> Short exercise:
Copy every record below, exactly as written.

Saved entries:
** Begin **

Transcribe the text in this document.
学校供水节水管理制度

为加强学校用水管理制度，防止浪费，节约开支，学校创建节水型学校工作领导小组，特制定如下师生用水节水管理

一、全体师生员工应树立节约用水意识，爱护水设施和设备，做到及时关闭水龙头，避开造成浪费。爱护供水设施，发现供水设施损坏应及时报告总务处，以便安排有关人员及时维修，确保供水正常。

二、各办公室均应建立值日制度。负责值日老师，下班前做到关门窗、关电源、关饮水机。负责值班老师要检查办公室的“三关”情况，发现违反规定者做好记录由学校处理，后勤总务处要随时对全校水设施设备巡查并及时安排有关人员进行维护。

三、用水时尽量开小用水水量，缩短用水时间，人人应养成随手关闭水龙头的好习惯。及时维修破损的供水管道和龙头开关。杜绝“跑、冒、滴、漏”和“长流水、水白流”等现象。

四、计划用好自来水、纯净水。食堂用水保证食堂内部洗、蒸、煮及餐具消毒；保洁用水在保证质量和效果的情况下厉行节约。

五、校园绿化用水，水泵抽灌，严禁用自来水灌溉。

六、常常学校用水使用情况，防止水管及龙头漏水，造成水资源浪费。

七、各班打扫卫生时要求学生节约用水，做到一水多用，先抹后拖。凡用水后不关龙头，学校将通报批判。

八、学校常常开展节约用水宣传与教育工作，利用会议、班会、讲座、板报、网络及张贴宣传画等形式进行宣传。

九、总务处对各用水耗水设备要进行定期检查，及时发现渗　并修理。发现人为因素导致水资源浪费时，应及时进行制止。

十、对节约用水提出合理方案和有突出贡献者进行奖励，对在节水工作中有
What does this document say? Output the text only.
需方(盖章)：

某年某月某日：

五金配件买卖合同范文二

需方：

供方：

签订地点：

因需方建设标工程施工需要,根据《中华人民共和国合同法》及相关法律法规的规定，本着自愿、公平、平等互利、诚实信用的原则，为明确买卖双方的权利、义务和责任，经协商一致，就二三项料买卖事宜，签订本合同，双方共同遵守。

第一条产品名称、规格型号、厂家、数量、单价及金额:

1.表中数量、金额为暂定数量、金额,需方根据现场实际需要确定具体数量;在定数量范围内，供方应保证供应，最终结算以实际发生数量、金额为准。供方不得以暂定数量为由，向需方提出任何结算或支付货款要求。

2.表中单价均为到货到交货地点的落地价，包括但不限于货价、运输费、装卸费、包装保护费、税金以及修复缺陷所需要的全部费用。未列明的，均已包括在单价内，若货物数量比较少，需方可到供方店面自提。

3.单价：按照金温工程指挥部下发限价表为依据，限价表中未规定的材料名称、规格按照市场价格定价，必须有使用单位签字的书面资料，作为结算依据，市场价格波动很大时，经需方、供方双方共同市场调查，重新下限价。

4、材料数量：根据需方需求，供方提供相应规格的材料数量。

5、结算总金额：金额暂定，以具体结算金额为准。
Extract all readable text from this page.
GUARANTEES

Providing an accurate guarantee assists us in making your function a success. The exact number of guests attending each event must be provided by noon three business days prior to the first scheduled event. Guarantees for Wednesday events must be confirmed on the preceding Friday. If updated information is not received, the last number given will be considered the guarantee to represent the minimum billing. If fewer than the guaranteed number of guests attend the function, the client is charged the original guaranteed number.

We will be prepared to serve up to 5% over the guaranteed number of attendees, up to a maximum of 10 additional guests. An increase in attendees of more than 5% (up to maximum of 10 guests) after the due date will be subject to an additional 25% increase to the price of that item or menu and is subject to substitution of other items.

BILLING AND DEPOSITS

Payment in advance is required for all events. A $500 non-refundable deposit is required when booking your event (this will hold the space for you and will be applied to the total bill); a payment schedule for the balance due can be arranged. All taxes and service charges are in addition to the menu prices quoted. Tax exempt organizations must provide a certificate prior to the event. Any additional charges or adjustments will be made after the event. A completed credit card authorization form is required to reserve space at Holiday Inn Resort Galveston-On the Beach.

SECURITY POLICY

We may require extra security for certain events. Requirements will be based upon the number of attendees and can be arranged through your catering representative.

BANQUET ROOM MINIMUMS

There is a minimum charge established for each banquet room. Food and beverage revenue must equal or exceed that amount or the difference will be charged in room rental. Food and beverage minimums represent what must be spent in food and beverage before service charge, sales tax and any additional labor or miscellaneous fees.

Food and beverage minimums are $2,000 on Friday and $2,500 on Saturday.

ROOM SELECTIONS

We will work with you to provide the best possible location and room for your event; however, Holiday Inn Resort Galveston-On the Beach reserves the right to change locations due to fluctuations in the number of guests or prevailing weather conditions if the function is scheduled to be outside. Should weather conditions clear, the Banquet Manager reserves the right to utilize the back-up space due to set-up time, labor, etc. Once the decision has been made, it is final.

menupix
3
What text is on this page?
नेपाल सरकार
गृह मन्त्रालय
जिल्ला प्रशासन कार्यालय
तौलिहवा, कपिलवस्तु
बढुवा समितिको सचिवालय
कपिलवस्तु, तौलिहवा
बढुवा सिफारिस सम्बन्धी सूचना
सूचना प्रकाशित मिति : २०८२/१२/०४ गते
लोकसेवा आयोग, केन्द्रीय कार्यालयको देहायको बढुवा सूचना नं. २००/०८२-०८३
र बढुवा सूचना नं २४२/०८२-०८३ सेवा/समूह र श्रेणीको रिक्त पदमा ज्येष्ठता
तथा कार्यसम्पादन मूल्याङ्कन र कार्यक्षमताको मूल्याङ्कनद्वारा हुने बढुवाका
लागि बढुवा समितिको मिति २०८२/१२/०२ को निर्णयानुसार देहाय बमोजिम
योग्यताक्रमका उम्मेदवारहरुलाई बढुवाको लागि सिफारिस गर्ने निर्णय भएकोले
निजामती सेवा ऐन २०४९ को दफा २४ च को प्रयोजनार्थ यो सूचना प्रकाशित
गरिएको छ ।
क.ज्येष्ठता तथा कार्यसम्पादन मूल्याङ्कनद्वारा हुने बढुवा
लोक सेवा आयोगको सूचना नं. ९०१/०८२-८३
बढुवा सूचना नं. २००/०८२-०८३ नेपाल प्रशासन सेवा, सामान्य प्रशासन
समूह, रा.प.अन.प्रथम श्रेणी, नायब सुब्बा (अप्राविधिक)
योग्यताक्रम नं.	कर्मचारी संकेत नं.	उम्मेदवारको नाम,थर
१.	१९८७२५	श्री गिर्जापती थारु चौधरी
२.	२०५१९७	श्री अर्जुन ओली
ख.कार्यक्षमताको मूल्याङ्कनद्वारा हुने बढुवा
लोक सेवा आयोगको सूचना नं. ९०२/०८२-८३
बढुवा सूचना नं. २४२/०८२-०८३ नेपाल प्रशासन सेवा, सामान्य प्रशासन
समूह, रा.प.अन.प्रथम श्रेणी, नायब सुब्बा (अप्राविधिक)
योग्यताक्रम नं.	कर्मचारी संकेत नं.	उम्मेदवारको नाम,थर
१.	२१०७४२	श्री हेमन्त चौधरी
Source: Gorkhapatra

** End **

> Solution for this exercise:
Transcribe the text in this document.
学校供水节水管理制度

为加强学校用水管理制度，防止浪费，节约开支，学校创建节水型学校工作领导小组，特制定如下师生用水节水管理

一、全体师生员工应树立节约用水意识，爱护水设施和设备，做到及时关闭水龙头，避开造成浪费。爱护供水设施，发现供水设施损坏应及时报告总务处，以便安排有关人员及时维修，确保供水正常。

二、各办公室均应建立值日制度。负责值日老师，下班前做到关门窗、关电源、关饮水机。负责值班老师要检查办公室的“三关”情况，发现违反规定者做好记录由学校处理，后勤总务处要随时对全校水设施设备巡查并及时安排有关人员进行维护。

三、用水时尽量开小用水水量，缩短用水时间，人人应养成随手关闭水龙头的好习惯。及时维修破损的供水管道和龙头开关。杜绝“跑、冒、滴、漏”和“长流水、水白流”等现象。

四、计划用好自来水、纯净水。食堂用水保证食堂内部洗、蒸、煮及餐具消毒；保洁用水在保证质量和效果的情况下厉行节约。

五、校园绿化用水，水泵抽灌，严禁用自来水灌溉。

六、常常学校用水使用情况，防止水管及龙头漏水，造成水资源浪费。

七、各班打扫卫生时要求学生节约用水，做到一水多用，先抹后拖。凡用水后不关龙头，学校将通报批判。

八、学校常常开展节约用水宣传与教育工作，利用会议、班会、讲座、板报、网络及张贴宣传画等形式进行宣传。

九、总务处对各用水耗水设备要进行定期检查，及时发现渗　并修理。发现人为因素导致水资源浪费时，应及时进行制止。

十、对节约用水提出合理方案和有突出贡献者进行奖励，对在节水工作中有
What does this document say? Output the text only.
需方(盖章)：

某年某月某日：

五金配件买卖合同范文二

需方：

供方：

签订地点：

因需方建设标工程施工需要,根据《中华人民共和国合同法》及相关法律法规的规定，本着自愿、公平、平等互利、诚实信用的原则，为明确买卖双方的权利、义务和责任，经协商一致，就二三项料买卖事宜，签订本合同，双方共同遵守。

第一条产品名称、规格型号、厂家、数量、单价及金额:

1.表中数量、金额为暂定数量、金额,需方根据现场实际需要确定具体数量;在定数量范围内，供方应保证供应，最终结算以实际发生数量、金额为准。供方不得以暂定数量为由，向需方提出任何结算或支付货款要求。

2.表中单价均为到货到交货地点的落地价，包括但不限于货价、运输费、装卸费、包装保护费、税金以及修复缺陷所需要的全部费用。未列明的，均已包括在单价内，若货物数量比较少，需方可到供方店面自提。

3.单价：按照金温工程指挥部下发限价表为依据，限价表中未规定的材料名称、规格按照市场价格定价，必须有使用单位签字的书面资料，作为结算依据，市场价格波动很大时，经需方、供方双方共同市场调查，重新下限价。

4、材料数量：根据需方需求，供方提供相应规格的材料数量。

5、结算总金额：金额暂定，以具体结算金额为准。
Extract all readable text from this page.
GUARANTEES

Providing an accurate guarantee assists us in making your function a success. The exact number of guests attending each event must be provided by noon three business days prior to the first scheduled event. Guarantees for Wednesday events must be confirmed on the preceding Friday. If updated information is not received, the last number given will be considered the guarantee to represent the minimum billing. If fewer than the guaranteed number of guests attend the function, the client is charged the original guaranteed number.

We will be prepared to serve up to 5% over the guaranteed number of attendees, up to a maximum of 10 additional guests. An increase in attendees of more than 5% (up to maximum of 10 guests) after the due date will be subject to an additional 25% increase to the price of that item or menu and is subject to substitution of other items.

BILLING AND DEPOSITS

Payment in advance is required for all events. A $500 non-refundable deposit is required when booking your event (this will hold the space for you and will be applied to the total bill); a payment schedule for the balance due can be arranged. All taxes and service charges are in addition to the menu prices quoted. Tax exempt organizations must provide a certificate prior to the event. Any additional charges or adjustments will be made after the event. A completed credit card authorization form is required to reserve space at Holiday Inn Resort Galveston-On the Beach.

SECURITY POLICY

We may require extra security for certain events. Requirements will be based upon the number of attendees and can be arranged through your catering representative.

BANQUET ROOM MINIMUMS

There is a minimum charge established for each banquet room. Food and beverage revenue must equal or exceed that amount or the difference will be charged in room rental. Food and beverage minimums represent what must be spent in food and beverage before service charge, sales tax and any additional labor or miscellaneous fees.

Food and beverage minimums are $2,000 on Friday and $2,500 on Saturday.

ROOM SELECTIONS

We will work with you to provide the best possible location and room for your event; however, Holiday Inn Resort Galveston-On the Beach reserves the right to change locations due to fluctuations in the number of guests or prevailing weather conditions if the function is scheduled to be outside. Should weather conditions clear, the Banquet Manager reserves the right to utilize the back-up space due to set-up time, labor, etc. Once the decision has been made, it is final.

menupix
3
What text is on this page?
नेपाल सरकार
गृह मन्त्रालय
जिल्ला प्रशासन कार्यालय
तौलिहवा, कपिलवस्तु
बढुवा समितिको सचिवालय
कपिलवस्तु, तौलिहवा
बढुवा सिफारिस सम्बन्धी सूचना
सूचना प्रकाशित मिति : २०८२/१२/०४ गते
लोकसेवा आयोग, केन्द्रीय कार्यालयको देहायको बढुवा सूचना नं. २००/०८२-०८३
र बढुवा सूचना नं २४२/०८२-०८३ सेवा/समूह र श्रेणीको रिक्त पदमा ज्येष्ठता
तथा कार्यसम्पादन मूल्याङ्कन र कार्यक्षमताको मूल्याङ्कनद्वारा हुने बढुवाका
लागि बढुवा समितिको मिति २०८२/१२/०२ को निर्णयानुसार देहाय बमोजिम
योग्यताक्रमका उम्मेदवारहरुलाई बढुवाको लागि सिफारिस गर्ने निर्णय भएकोले
निजामती सेवा ऐन २०४९ को दफा २४ च को प्रयोजनार्थ यो सूचना प्रकाशित
गरिएको छ ।
क.ज्येष्ठता तथा कार्यसम्पादन मूल्याङ्कनद्वारा हुने बढुवा
लोक सेवा आयोगको सूचना नं. ९०१/०८२-८३
बढुवा सूचना नं. २००/०८२-०८३ नेपाल प्रशासन सेवा, सामान्य प्रशासन
समूह, रा.प.अन.प्रथम श्रेणी, नायब सुब्बा (अप्राविधिक)
योग्यताक्रम नं.	कर्मचारी संकेत नं.	उम्मेदवारको नाम,थर
१.	१९८७२५	श्री गिर्जापती थारु चौधरी
२.	२०५१९७	श्री अर्जुन ओली
ख.कार्यक्षमताको मूल्याङ्कनद्वारा हुने बढुवा
लोक सेवा आयोगको सूचना नं. ९०२/०८२-८३
बढुवा सूचना नं. २४२/०८२-०८३ नेपाल प्रशासन सेवा, सामान्य प्रशासन
समूह, रा.प.अन.प्रथम श्रेणी, नायब सुब्बा (अप्राविधिक)
योग्यताक्रम नं.	कर्मचारी संकेत नं.	उम्मेदवारको नाम,थर
१.	२१०७४२	श्री हेमन्त चौधरी
Source: Gorkhapatra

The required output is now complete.